▶ [What the exercise asks]: Find the word "Densidade" in the records below. List each line containing it.

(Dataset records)
▬▬▬
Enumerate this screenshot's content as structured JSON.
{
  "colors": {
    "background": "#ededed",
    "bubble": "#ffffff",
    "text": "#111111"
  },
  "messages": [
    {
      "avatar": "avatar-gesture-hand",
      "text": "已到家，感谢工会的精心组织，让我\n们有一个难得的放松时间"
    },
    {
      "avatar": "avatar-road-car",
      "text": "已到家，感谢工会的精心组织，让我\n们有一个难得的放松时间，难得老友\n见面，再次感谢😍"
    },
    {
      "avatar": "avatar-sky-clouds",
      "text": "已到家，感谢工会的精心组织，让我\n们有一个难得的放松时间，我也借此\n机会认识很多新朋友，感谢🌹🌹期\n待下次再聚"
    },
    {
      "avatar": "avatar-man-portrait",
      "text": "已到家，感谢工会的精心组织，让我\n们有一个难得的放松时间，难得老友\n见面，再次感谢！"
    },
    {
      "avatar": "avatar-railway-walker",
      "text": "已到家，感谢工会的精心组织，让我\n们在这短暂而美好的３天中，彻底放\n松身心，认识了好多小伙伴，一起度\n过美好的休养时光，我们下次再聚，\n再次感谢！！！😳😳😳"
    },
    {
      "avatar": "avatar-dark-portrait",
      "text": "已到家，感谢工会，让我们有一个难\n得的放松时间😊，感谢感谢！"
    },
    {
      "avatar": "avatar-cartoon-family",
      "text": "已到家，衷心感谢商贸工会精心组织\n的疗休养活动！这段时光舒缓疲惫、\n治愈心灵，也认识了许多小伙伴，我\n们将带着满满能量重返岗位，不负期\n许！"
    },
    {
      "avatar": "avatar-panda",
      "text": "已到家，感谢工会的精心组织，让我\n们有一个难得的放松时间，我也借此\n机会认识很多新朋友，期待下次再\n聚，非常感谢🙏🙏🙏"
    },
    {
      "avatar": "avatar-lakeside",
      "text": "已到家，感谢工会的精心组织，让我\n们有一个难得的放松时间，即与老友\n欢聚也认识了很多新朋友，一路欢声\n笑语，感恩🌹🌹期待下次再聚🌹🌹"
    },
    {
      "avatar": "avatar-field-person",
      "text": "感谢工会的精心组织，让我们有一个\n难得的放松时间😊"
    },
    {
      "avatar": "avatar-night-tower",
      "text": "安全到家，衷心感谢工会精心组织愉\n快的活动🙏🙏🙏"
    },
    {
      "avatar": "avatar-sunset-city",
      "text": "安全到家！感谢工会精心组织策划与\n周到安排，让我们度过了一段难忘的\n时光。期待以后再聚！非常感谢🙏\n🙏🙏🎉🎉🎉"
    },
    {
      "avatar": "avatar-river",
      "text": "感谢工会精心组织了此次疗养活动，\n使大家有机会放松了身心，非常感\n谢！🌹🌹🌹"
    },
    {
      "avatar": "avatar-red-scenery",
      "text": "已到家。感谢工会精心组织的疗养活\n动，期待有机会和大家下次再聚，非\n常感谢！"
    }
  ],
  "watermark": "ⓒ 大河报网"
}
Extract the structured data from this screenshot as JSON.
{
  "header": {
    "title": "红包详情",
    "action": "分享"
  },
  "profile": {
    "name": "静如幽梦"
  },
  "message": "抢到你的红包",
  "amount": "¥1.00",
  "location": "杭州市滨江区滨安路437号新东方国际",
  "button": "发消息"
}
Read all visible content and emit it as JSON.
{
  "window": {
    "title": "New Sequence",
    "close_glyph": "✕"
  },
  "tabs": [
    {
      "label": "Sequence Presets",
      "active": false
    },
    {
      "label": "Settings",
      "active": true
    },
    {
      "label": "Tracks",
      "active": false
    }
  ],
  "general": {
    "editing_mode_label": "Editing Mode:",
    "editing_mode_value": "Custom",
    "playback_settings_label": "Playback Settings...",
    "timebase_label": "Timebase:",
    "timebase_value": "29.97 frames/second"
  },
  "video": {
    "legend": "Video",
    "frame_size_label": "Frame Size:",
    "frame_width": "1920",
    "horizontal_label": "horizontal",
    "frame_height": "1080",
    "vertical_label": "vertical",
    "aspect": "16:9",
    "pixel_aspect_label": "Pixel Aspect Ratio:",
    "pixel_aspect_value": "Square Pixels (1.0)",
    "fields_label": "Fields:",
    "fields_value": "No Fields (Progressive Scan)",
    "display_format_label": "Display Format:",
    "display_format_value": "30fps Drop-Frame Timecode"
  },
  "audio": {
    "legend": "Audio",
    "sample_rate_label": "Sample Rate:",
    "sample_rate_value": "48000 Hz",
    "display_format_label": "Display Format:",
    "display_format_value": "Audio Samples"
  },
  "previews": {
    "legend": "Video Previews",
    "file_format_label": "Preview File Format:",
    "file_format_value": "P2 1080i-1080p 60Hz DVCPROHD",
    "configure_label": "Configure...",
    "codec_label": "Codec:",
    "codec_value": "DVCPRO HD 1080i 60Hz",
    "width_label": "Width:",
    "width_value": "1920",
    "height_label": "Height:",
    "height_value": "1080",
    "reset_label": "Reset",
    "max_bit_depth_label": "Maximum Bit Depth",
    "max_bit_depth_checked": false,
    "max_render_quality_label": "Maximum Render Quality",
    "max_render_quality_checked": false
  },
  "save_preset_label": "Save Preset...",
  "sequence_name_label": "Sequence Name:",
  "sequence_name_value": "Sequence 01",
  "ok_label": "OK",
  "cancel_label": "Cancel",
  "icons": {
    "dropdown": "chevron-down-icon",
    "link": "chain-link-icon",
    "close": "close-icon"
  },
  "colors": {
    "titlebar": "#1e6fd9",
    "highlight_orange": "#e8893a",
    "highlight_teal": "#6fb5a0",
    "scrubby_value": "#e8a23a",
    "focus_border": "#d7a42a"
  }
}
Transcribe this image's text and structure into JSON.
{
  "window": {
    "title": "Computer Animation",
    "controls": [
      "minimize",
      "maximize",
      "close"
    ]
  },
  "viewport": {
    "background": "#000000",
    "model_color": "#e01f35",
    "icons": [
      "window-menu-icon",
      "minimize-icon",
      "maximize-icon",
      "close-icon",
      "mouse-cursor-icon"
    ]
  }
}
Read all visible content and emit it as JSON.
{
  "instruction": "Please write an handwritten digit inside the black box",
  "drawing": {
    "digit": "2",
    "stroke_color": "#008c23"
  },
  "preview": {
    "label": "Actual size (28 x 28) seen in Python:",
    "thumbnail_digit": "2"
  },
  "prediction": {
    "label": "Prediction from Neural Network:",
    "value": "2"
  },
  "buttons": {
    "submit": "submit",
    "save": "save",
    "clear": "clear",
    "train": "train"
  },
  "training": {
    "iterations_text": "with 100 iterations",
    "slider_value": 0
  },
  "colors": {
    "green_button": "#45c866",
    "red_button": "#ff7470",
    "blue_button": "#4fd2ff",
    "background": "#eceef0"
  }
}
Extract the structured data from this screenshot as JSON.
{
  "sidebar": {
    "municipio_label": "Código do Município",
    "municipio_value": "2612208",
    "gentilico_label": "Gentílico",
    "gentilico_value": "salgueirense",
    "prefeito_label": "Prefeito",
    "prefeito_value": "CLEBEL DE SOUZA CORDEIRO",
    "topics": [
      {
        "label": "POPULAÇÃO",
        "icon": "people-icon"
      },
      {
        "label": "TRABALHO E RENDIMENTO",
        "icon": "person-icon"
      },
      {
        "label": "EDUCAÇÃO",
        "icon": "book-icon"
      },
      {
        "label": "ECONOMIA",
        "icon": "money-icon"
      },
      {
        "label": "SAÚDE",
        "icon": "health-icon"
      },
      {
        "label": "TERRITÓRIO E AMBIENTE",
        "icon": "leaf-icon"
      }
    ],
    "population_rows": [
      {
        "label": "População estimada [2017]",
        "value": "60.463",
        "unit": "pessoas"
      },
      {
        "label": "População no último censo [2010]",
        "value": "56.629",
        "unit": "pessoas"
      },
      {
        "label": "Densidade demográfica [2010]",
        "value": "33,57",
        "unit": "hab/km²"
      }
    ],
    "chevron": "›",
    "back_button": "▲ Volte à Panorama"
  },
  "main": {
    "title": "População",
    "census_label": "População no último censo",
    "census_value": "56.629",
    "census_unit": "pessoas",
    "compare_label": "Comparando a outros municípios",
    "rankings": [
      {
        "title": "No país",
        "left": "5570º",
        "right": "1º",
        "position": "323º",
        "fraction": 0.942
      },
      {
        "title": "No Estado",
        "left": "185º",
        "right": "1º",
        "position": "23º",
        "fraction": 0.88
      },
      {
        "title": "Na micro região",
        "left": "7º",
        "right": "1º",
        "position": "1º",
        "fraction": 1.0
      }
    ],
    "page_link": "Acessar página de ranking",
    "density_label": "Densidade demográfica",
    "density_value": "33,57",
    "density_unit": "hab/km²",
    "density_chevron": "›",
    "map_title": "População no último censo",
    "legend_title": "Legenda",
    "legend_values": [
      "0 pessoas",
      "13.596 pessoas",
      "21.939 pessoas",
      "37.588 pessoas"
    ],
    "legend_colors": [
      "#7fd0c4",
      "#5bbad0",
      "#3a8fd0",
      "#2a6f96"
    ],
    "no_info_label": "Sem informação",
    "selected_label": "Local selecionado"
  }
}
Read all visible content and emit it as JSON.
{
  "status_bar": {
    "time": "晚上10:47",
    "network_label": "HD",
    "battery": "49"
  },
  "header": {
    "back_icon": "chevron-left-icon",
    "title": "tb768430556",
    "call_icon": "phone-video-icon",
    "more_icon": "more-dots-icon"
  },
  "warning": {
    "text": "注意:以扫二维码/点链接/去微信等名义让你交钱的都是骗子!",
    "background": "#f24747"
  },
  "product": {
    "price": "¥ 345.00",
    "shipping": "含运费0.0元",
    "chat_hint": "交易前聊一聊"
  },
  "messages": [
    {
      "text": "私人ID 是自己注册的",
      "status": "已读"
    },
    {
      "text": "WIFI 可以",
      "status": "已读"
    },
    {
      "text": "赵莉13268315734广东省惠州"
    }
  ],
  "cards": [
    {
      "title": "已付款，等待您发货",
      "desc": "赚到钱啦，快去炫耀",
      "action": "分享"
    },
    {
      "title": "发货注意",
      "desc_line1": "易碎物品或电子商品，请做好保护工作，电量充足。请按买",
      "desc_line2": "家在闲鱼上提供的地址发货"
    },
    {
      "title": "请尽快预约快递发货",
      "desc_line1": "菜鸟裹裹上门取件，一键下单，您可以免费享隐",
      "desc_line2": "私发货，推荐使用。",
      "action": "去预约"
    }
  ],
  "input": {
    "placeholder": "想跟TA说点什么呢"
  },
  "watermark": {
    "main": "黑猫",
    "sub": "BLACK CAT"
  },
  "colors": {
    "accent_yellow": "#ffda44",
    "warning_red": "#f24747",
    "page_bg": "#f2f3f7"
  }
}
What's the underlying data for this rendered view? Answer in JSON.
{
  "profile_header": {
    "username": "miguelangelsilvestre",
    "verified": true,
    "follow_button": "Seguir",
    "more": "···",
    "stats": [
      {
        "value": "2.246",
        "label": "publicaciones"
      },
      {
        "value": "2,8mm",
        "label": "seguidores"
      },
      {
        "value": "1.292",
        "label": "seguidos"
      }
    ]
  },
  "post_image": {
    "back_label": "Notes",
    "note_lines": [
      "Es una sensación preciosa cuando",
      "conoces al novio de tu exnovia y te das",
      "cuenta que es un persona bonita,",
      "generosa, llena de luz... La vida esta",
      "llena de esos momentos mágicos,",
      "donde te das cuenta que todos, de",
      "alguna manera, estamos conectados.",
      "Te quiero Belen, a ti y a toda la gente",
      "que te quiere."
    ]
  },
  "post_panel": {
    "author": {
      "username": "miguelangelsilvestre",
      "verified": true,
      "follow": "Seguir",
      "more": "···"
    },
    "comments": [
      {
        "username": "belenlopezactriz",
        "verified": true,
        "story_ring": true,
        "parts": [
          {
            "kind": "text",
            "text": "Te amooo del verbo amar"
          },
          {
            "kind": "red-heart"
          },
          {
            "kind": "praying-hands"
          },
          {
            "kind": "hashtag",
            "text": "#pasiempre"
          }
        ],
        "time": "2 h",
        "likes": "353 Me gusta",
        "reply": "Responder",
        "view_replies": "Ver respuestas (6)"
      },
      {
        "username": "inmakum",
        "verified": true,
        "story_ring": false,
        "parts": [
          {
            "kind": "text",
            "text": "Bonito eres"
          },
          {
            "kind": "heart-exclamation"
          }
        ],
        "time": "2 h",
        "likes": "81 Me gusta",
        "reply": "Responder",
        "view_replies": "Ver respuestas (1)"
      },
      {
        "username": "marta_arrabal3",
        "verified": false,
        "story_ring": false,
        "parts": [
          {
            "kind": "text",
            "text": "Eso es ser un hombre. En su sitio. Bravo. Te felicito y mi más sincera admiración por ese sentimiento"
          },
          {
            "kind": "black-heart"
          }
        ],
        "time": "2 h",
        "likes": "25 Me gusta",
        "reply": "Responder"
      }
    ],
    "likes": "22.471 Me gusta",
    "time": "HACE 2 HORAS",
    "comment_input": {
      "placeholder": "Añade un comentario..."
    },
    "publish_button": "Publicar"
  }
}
▬▬▬
▶ [Task output]:
        "label": "Densidade demográfica [2010]",
    "density_label": "Densidade demográfica",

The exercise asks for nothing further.